= THE EXERCISE =
Copy each line exactly. Leave nothing out.

= DATASET RECORDS =
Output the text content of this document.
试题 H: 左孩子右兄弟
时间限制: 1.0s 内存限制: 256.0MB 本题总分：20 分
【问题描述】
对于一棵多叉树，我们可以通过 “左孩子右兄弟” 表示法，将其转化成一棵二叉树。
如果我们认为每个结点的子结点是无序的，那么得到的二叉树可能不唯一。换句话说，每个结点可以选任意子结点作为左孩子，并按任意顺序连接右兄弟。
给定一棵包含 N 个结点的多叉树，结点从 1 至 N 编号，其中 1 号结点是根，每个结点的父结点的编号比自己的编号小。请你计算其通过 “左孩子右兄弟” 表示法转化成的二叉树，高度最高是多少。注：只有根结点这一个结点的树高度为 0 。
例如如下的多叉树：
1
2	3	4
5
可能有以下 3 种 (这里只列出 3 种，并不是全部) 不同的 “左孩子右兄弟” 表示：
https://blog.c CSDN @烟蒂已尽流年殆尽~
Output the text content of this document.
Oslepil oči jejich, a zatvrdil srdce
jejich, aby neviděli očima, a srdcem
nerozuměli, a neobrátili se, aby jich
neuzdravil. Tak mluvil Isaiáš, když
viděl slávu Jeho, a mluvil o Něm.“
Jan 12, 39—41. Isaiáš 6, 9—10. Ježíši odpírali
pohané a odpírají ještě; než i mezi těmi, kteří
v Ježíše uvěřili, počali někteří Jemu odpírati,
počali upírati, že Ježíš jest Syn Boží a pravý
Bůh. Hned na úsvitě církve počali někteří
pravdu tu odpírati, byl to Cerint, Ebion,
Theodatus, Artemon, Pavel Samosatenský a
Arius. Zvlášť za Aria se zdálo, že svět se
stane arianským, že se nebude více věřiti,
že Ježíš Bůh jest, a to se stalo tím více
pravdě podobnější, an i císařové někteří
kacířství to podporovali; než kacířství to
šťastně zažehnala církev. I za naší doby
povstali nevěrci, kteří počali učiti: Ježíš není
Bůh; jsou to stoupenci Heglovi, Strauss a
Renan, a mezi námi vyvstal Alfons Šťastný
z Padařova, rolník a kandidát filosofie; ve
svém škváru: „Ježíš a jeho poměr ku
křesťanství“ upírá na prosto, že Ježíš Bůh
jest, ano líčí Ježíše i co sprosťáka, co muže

= RESPONSE FOR THIS EXERCISE =
Output the text content of this document.
试题 H: 左孩子右兄弟
时间限制: 1.0s 内存限制: 256.0MB 本题总分：20 分
【问题描述】
对于一棵多叉树，我们可以通过 “左孩子右兄弟” 表示法，将其转化成一棵二叉树。
如果我们认为每个结点的子结点是无序的，那么得到的二叉树可能不唯一。换句话说，每个结点可以选任意子结点作为左孩子，并按任意顺序连接右兄弟。
给定一棵包含 N 个结点的多叉树，结点从 1 至 N 编号，其中 1 号结点是根，每个结点的父结点的编号比自己的编号小。请你计算其通过 “左孩子右兄弟” 表示法转化成的二叉树，高度最高是多少。注：只有根结点这一个结点的树高度为 0 。
例如如下的多叉树：
1
2	3	4
5
可能有以下 3 种 (这里只列出 3 种，并不是全部) 不同的 “左孩子右兄弟” 表示：
https://blog.c CSDN @烟蒂已尽流年殆尽~
Output the text content of this document.
Oslepil oči jejich, a zatvrdil srdce
jejich, aby neviděli očima, a srdcem
nerozuměli, a neobrátili se, aby jich
neuzdravil. Tak mluvil Isaiáš, když
viděl slávu Jeho, a mluvil o Něm.“
Jan 12, 39—41. Isaiáš 6, 9—10. Ježíši odpírali
pohané a odpírají ještě; než i mezi těmi, kteří
v Ježíše uvěřili, počali někteří Jemu odpírati,
počali upírati, že Ježíš jest Syn Boží a pravý
Bůh. Hned na úsvitě církve počali někteří
pravdu tu odpírati, byl to Cerint, Ebion,
Theodatus, Artemon, Pavel Samosatenský a
Arius. Zvlášť za Aria se zdálo, že svět se
stane arianským, že se nebude více věřiti,
že Ježíš Bůh jest, a to se stalo tím více
pravdě podobnější, an i císařové někteří
kacířství to podporovali; než kacířství to
šťastně zažehnala církev. I za naší doby
povstali nevěrci, kteří počali učiti: Ježíš není
Bůh; jsou to stoupenci Heglovi, Strauss a
Renan, a mezi námi vyvstal Alfons Šťastný
z Padařova, rolník a kandidát filosofie; ve
svém škváru: „Ježíš a jeho poměr ku
křesťanství“ upírá na prosto, že Ježíš Bůh
jest, ano líčí Ježíše i co sprosťáka, co muže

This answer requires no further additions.